Extract the listing in its entirety, keeping each line identical to the original.

.....

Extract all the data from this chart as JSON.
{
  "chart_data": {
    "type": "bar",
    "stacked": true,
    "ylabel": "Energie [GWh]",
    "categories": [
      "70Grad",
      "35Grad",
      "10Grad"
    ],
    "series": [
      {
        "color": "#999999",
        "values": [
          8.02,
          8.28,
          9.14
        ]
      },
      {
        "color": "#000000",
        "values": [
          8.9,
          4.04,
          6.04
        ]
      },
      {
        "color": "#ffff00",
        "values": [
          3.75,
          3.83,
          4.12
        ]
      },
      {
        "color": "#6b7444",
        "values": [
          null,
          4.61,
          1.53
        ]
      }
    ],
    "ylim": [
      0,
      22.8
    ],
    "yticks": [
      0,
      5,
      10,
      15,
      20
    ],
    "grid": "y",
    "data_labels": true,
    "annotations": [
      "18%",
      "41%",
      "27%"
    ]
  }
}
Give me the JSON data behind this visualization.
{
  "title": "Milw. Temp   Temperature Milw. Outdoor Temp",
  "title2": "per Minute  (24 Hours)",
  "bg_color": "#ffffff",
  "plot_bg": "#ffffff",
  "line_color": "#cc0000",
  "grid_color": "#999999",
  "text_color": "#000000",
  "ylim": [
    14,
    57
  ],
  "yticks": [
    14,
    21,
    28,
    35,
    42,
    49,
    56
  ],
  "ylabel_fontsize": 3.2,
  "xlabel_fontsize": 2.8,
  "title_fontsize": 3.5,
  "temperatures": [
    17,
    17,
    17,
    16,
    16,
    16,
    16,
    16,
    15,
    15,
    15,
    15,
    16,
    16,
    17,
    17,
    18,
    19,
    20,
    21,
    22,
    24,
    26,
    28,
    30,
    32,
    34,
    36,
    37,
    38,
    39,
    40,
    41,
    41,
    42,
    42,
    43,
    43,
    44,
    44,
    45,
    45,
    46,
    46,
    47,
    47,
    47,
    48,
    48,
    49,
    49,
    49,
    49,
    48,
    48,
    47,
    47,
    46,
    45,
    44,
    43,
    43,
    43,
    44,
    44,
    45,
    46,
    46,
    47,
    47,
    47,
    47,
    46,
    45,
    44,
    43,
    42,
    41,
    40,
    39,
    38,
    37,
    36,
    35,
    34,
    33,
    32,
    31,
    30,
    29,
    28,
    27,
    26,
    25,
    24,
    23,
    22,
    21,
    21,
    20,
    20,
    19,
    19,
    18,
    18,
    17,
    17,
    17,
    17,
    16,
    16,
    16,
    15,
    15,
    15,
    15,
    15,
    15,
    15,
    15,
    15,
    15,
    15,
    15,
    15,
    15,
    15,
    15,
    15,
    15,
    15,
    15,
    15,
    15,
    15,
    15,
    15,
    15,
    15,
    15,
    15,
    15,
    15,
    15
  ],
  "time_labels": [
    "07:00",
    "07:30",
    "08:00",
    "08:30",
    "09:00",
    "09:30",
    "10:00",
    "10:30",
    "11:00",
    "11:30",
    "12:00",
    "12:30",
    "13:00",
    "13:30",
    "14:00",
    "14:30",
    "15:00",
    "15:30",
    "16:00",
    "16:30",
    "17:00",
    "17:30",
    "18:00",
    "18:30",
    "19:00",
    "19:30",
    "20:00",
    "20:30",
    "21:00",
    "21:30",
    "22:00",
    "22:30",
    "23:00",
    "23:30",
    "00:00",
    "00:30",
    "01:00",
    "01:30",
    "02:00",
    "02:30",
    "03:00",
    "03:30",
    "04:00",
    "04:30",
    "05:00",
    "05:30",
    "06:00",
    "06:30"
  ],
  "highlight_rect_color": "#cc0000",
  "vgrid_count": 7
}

.....

### SOLUTION FOR THIS TASK
Extract all the data from this chart as JSON.
{
  "chart_data": {
    "type": "bar",
    "stacked": true,
    "ylabel": "Energie [GWh]",
    "categories": [
      "70Grad",
      "35Grad",
      "10Grad"
    ],
    "series": [
      {
        "color": "#999999",
        "values": [
          8.02,
          8.28,
          9.14
        ]
      },
      {
        "color": "#000000",
        "values": [
          8.9,
          4.04,
          6.04
        ]
      },
      {
        "color": "#ffff00",
        "values": [
          3.75,
          3.83,
          4.12
        ]
      },
      {
        "color": "#6b7444",
        "values": [
          null,
          4.61,
          1.53
        ]
      }
    ],
    "ylim": [
      0,
      22.8
    ],
    "yticks": [
      0,
      5,
      10,
      15,
      20
    ],
    "grid": "y",
    "data_labels": true,
    "annotations": [
      "18%",
      "41%",
      "27%"
    ]
  }
}
Give me the JSON data behind this visualization.
{
  "title": "Milw. Temp   Temperature Milw. Outdoor Temp",
  "title2": "per Minute  (24 Hours)",
  "bg_color": "#ffffff",
  "plot_bg": "#ffffff",
  "line_color": "#cc0000",
  "grid_color": "#999999",
  "text_color": "#000000",
  "ylim": [
    14,
    57
  ],
  "yticks": [
    14,
    21,
    28,
    35,
    42,
    49,
    56
  ],
  "ylabel_fontsize": 3.2,
  "xlabel_fontsize": 2.8,
  "title_fontsize": 3.5,
  "temperatures": [
    17,
    17,
    17,
    16,
    16,
    16,
    16,
    16,
    15,
    15,
    15,
    15,
    16,
    16,
    17,
    17,
    18,
    19,
    20,
    21,
    22,
    24,
    26,
    28,
    30,
    32,
    34,
    36,
    37,
    38,
    39,
    40,
    41,
    41,
    42,
    42,
    43,
    43,
    44,
    44,
    45,
    45,
    46,
    46,
    47,
    47,
    47,
    48,
    48,
    49,
    49,
    49,
    49,
    48,
    48,
    47,
    47,
    46,
    45,
    44,
    43,
    43,
    43,
    44,
    44,
    45,
    46,
    46,
    47,
    47,
    47,
    47,
    46,
    45,
    44,
    43,
    42,
    41,
    40,
    39,
    38,
    37,
    36,
    35,
    34,
    33,
    32,
    31,
    30,
    29,
    28,
    27,
    26,
    25,
    24,
    23,
    22,
    21,
    21,
    20,
    20,
    19,
    19,
    18,
    18,
    17,
    17,
    17,
    17,
    16,
    16,
    16,
    15,
    15,
    15,
    15,
    15,
    15,
    15,
    15,
    15,
    15,
    15,
    15,
    15,
    15,
    15,
    15,
    15,
    15,
    15,
    15,
    15,
    15,
    15,
    15,
    15,
    15,
    15,
    15,
    15,
    15,
    15,
    15
  ],
  "time_labels": [
    "07:00",
    "07:30",
    "08:00",
    "08:30",
    "09:00",
    "09:30",
    "10:00",
    "10:30",
    "11:00",
    "11:30",
    "12:00",
    "12:30",
    "13:00",
    "13:30",
    "14:00",
    "14:30",
    "15:00",
    "15:30",
    "16:00",
    "16:30",
    "17:00",
    "17:30",
    "18:00",
    "18:30",
    "19:00",
    "19:30",
    "20:00",
    "20:30",
    "21:00",
    "21:30",
    "22:00",
    "22:30",
    "23:00",
    "23:30",
    "00:00",
    "00:30",
    "01:00",
    "01:30",
    "02:00",
    "02:30",
    "03:00",
    "03:30",
    "04:00",
    "04:30",
    "05:00",
    "05:30",
    "06:00",
    "06:30"
  ],
  "highlight_rect_color": "#cc0000",
  "vgrid_count": 7
}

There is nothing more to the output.